Copy the records below word for word, keeping every line as it is.

++++++++++++++++++++

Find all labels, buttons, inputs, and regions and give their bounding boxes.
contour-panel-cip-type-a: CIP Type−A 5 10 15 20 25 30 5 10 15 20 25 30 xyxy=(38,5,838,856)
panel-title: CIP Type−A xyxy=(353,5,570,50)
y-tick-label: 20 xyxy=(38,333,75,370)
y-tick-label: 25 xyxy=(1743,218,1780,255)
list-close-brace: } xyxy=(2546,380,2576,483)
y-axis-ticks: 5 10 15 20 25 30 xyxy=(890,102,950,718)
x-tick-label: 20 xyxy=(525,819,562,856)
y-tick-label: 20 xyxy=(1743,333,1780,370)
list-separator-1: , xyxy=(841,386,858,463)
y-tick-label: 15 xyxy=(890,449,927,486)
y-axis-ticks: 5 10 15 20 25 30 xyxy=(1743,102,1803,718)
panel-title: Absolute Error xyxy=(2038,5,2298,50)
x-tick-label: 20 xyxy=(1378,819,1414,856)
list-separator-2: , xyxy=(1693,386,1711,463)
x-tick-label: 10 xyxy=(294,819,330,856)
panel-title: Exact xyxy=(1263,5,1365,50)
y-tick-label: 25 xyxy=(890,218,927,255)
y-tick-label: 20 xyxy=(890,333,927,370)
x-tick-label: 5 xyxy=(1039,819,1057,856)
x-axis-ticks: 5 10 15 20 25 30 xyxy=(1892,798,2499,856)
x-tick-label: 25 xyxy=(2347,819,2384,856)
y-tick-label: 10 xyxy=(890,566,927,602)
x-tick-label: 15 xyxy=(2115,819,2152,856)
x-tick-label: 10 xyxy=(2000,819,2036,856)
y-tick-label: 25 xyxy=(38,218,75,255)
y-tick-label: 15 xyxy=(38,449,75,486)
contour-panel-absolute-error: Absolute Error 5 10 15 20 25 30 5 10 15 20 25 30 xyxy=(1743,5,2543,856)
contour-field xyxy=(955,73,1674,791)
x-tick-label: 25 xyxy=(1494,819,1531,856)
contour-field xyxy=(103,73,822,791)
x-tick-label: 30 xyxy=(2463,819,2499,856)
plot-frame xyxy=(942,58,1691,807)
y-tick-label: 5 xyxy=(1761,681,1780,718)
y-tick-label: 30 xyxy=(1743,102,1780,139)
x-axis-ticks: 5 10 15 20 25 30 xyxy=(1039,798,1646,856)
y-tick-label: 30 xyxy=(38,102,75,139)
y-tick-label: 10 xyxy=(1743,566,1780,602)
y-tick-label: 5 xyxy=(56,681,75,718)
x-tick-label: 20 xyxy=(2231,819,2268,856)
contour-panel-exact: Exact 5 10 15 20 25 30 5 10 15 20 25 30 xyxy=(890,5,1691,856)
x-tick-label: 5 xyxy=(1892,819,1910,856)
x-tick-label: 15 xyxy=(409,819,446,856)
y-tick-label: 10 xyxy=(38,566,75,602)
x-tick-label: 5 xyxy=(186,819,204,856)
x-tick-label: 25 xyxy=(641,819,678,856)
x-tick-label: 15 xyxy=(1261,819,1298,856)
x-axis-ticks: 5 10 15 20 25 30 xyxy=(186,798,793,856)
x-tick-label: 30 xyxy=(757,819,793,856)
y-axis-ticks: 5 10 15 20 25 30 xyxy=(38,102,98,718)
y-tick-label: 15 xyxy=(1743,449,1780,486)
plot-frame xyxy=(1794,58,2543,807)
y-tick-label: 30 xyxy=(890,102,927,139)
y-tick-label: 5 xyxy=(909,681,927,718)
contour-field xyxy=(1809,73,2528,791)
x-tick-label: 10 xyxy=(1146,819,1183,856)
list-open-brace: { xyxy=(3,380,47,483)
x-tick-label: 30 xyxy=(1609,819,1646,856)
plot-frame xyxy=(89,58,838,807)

++++++++++++++++++++

- [Solution to this problem]:
Find all labels, buttons, inputs, and regions and give their bounding boxes.
contour-panel-cip-type-a: CIP Type−A 5 10 15 20 25 30 5 10 15 20 25 30 xyxy=(38,5,838,856)
panel-title: CIP Type−A xyxy=(353,5,570,50)
y-tick-label: 20 xyxy=(38,333,75,370)
y-tick-label: 25 xyxy=(1743,218,1780,255)
list-close-brace: } xyxy=(2546,380,2576,483)
y-axis-ticks: 5 10 15 20 25 30 xyxy=(890,102,950,718)
x-tick-label: 20 xyxy=(525,819,562,856)
y-tick-label: 20 xyxy=(1743,333,1780,370)
list-separator-1: , xyxy=(841,386,858,463)
y-tick-label: 15 xyxy=(890,449,927,486)
y-axis-ticks: 5 10 15 20 25 30 xyxy=(1743,102,1803,718)
panel-title: Absolute Error xyxy=(2038,5,2298,50)
x-tick-label: 20 xyxy=(1378,819,1414,856)
list-separator-2: , xyxy=(1693,386,1711,463)
x-tick-label: 10 xyxy=(294,819,330,856)
panel-title: Exact xyxy=(1263,5,1365,50)
y-tick-label: 25 xyxy=(890,218,927,255)
y-tick-label: 20 xyxy=(890,333,927,370)
x-tick-label: 5 xyxy=(1039,819,1057,856)
x-axis-ticks: 5 10 15 20 25 30 xyxy=(1892,798,2499,856)
x-tick-label: 25 xyxy=(2347,819,2384,856)
y-tick-label: 10 xyxy=(890,566,927,602)
x-tick-label: 15 xyxy=(2115,819,2152,856)
x-tick-label: 10 xyxy=(2000,819,2036,856)
y-tick-label: 25 xyxy=(38,218,75,255)
y-tick-label: 15 xyxy=(38,449,75,486)
contour-panel-absolute-error: Absolute Error 5 10 15 20 25 30 5 10 15 20 25 30 xyxy=(1743,5,2543,856)
contour-field xyxy=(955,73,1674,791)
x-tick-label: 25 xyxy=(1494,819,1531,856)
contour-field xyxy=(103,73,822,791)
x-tick-label: 30 xyxy=(2463,819,2499,856)
plot-frame xyxy=(942,58,1691,807)
y-tick-label: 5 xyxy=(1761,681,1780,718)
y-tick-label: 30 xyxy=(1743,102,1780,139)
x-axis-ticks: 5 10 15 20 25 30 xyxy=(1039,798,1646,856)
y-tick-label: 30 xyxy=(38,102,75,139)
y-tick-label: 10 xyxy=(1743,566,1780,602)
y-tick-label: 5 xyxy=(56,681,75,718)
x-tick-label: 20 xyxy=(2231,819,2268,856)
contour-panel-exact: Exact 5 10 15 20 25 30 5 10 15 20 25 30 xyxy=(890,5,1691,856)
x-tick-label: 5 xyxy=(1892,819,1910,856)
x-tick-label: 15 xyxy=(409,819,446,856)
y-tick-label: 10 xyxy=(38,566,75,602)
x-tick-label: 5 xyxy=(186,819,204,856)
x-tick-label: 25 xyxy=(641,819,678,856)
x-tick-label: 15 xyxy=(1261,819,1298,856)
x-axis-ticks: 5 10 15 20 25 30 xyxy=(186,798,793,856)
x-tick-label: 30 xyxy=(757,819,793,856)
y-axis-ticks: 5 10 15 20 25 30 xyxy=(38,102,98,718)
y-tick-label: 15 xyxy=(1743,449,1780,486)
plot-frame xyxy=(1794,58,2543,807)
y-tick-label: 30 xyxy=(890,102,927,139)
y-tick-label: 5 xyxy=(909,681,927,718)
contour-field xyxy=(1809,73,2528,791)
x-tick-label: 10 xyxy=(1146,819,1183,856)
list-open-brace: { xyxy=(3,380,47,483)
x-tick-label: 30 xyxy=(1609,819,1646,856)
plot-frame xyxy=(89,58,838,807)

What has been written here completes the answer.